** Begin RECORDS PROVIDED **

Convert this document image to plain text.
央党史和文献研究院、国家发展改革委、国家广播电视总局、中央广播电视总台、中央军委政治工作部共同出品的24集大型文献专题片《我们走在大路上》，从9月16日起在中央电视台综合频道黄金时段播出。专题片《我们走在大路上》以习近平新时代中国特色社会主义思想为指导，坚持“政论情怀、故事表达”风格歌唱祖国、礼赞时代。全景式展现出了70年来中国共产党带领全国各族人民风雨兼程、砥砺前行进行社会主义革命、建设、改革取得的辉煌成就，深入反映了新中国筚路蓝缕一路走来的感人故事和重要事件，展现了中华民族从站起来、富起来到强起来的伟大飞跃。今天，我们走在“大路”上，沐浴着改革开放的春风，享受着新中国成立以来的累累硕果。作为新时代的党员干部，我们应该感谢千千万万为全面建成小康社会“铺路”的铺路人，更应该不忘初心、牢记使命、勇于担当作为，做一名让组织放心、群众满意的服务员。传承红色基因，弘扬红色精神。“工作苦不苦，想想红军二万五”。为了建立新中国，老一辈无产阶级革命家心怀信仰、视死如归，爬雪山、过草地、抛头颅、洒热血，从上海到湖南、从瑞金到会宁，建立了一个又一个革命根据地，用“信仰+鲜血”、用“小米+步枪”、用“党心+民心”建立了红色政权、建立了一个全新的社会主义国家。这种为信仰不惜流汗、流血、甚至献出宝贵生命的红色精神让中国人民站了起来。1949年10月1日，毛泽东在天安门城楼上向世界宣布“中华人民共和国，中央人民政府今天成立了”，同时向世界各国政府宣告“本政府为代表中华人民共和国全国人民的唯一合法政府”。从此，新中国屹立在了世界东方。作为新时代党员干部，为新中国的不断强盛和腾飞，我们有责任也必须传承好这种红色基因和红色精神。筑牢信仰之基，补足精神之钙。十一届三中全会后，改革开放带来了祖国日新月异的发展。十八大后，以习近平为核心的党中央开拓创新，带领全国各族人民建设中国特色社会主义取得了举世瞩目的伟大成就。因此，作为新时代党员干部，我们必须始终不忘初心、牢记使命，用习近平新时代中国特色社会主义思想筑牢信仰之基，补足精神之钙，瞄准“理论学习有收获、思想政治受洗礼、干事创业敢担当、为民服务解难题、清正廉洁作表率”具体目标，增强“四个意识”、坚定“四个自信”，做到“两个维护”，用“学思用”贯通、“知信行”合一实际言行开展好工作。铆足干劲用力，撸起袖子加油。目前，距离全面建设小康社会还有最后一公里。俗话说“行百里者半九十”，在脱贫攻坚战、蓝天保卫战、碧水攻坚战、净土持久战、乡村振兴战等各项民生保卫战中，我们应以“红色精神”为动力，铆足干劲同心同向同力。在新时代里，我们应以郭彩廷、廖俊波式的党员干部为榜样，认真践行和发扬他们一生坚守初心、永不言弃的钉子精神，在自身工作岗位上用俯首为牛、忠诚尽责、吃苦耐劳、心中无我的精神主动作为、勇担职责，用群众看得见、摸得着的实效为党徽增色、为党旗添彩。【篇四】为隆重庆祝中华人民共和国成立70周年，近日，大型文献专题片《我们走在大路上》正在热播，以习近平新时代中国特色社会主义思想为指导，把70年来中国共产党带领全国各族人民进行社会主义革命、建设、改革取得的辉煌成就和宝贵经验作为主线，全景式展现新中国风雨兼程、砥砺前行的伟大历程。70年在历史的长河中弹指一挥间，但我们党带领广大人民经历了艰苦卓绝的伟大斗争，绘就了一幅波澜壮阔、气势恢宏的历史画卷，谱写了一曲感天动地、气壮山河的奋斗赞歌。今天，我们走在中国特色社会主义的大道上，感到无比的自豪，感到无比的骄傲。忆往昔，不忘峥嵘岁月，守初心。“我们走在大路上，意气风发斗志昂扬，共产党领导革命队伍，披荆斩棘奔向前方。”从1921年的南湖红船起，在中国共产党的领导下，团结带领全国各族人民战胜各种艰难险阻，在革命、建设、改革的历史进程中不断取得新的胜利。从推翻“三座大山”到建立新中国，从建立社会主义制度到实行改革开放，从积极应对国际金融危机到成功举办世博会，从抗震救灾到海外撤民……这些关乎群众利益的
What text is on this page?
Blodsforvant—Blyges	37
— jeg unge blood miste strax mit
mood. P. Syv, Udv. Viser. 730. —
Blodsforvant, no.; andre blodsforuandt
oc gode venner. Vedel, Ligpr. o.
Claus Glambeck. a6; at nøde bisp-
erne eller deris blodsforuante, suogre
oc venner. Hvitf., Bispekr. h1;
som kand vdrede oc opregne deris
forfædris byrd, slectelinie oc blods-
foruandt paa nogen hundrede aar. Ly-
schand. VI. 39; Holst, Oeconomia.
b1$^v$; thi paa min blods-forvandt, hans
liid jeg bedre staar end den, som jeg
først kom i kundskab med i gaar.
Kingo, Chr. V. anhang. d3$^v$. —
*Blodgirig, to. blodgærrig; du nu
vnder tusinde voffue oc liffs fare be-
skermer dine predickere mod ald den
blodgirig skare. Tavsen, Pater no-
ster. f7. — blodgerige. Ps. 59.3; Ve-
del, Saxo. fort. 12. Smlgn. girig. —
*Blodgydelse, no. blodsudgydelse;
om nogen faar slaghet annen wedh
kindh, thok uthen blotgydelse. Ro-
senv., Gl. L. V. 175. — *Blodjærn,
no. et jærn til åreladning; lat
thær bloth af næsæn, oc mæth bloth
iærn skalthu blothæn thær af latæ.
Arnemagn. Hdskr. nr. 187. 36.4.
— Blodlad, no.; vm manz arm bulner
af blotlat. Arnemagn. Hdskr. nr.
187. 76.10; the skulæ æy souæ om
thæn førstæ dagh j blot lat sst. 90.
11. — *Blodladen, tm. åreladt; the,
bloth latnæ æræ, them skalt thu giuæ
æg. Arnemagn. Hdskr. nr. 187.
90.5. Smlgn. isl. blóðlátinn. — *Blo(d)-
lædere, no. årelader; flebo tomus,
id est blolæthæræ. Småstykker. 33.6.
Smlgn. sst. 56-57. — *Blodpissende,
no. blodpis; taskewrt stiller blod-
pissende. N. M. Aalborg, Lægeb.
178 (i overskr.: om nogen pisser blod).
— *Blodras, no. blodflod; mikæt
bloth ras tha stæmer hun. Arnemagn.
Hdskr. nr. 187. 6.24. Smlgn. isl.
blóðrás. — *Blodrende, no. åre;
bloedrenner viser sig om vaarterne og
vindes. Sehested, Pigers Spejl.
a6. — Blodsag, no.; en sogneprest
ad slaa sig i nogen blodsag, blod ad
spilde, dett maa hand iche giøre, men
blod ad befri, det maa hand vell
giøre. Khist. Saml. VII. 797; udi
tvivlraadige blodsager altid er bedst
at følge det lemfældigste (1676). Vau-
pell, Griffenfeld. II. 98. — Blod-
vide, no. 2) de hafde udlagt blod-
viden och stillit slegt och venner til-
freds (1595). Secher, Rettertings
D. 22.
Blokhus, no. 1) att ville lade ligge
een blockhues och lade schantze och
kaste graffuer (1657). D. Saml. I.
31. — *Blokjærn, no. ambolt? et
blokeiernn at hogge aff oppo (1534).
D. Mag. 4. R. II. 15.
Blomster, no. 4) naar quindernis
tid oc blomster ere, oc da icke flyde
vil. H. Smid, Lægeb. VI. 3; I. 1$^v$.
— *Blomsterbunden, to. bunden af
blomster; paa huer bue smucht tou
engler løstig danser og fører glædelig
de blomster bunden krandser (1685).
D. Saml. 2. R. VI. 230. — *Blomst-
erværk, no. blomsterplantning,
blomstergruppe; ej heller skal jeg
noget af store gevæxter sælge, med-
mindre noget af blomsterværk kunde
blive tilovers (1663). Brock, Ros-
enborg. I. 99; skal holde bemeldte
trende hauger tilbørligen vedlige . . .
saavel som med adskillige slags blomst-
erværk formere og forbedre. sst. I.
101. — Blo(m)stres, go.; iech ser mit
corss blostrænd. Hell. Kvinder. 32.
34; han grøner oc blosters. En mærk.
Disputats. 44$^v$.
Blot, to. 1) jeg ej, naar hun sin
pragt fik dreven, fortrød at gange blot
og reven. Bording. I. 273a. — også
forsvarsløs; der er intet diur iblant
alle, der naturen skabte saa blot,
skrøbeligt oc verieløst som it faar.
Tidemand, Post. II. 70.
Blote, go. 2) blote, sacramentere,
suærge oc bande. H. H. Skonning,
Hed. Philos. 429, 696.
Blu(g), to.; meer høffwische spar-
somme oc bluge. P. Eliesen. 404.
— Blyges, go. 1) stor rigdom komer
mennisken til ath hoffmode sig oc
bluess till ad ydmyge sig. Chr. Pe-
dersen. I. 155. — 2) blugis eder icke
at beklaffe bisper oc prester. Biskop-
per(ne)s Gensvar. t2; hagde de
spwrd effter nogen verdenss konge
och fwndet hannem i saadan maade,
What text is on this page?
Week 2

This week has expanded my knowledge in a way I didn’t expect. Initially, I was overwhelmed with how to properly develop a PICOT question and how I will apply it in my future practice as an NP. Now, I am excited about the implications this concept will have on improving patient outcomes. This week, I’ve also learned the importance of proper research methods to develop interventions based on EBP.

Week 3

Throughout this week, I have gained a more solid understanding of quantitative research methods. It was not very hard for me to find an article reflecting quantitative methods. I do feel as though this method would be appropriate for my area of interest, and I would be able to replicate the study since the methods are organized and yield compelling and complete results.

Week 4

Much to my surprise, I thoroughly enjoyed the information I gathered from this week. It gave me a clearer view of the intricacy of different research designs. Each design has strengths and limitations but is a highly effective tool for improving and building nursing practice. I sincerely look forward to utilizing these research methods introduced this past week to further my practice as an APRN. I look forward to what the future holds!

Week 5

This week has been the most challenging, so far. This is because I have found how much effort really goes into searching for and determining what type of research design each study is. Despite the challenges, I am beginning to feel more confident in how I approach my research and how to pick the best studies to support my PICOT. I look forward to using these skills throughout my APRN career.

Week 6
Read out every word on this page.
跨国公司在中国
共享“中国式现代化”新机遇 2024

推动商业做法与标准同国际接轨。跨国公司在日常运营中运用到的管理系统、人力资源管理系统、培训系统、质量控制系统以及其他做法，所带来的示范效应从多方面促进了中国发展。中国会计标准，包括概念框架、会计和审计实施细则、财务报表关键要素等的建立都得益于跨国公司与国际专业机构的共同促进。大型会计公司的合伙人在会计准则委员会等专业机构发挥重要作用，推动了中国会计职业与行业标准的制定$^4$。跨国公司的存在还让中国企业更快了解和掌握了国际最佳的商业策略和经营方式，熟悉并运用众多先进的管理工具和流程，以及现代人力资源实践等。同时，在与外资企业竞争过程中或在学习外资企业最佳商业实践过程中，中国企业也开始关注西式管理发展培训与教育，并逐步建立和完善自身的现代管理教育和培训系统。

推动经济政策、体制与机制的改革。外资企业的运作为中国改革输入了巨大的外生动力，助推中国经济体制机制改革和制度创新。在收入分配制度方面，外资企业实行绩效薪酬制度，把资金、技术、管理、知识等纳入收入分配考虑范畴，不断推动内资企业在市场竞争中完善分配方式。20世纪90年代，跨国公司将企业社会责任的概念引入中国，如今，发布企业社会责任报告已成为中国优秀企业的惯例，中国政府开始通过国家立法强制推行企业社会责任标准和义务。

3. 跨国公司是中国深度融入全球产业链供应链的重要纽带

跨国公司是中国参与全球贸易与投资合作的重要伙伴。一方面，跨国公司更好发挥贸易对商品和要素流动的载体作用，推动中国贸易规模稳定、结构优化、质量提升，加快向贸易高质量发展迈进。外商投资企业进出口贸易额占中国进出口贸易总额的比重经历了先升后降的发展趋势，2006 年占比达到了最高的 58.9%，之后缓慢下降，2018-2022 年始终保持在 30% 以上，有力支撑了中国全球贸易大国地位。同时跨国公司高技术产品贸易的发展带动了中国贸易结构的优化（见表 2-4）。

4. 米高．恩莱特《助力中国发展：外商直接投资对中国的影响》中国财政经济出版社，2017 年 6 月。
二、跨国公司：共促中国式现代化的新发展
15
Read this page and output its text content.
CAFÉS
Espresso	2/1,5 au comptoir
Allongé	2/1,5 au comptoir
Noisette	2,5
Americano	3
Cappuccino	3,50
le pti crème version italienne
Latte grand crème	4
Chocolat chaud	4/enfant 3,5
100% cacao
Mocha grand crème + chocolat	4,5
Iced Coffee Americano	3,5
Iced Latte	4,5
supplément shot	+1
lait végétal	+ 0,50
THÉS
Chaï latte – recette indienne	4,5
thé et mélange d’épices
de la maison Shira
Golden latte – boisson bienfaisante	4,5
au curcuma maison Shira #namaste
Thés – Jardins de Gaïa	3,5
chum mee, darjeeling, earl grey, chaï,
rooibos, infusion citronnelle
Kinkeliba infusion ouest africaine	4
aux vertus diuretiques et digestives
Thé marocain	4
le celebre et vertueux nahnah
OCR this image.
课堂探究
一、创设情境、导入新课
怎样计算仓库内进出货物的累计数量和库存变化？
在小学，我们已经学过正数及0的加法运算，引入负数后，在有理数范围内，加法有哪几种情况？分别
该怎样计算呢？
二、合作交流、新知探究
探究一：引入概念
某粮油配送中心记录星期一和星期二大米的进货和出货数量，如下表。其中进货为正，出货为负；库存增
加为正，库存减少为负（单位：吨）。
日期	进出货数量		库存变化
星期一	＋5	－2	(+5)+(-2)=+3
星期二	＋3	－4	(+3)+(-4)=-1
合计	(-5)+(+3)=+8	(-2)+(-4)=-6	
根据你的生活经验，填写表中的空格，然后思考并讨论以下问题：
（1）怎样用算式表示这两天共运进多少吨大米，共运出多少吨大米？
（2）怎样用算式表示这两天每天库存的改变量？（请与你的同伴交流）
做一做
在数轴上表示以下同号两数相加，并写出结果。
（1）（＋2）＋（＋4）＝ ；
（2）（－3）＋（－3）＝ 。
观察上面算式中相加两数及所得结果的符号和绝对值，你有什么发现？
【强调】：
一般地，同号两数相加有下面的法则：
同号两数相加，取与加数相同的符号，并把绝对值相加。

** End RECORDS PROVIDED **

» **EXERCISE AIM**: Which lines above contain "bunden"? Show each of them.

» **RESULT**:
— *Blomsterbunden, to. bunden af
de blomster bunden krandser (1685).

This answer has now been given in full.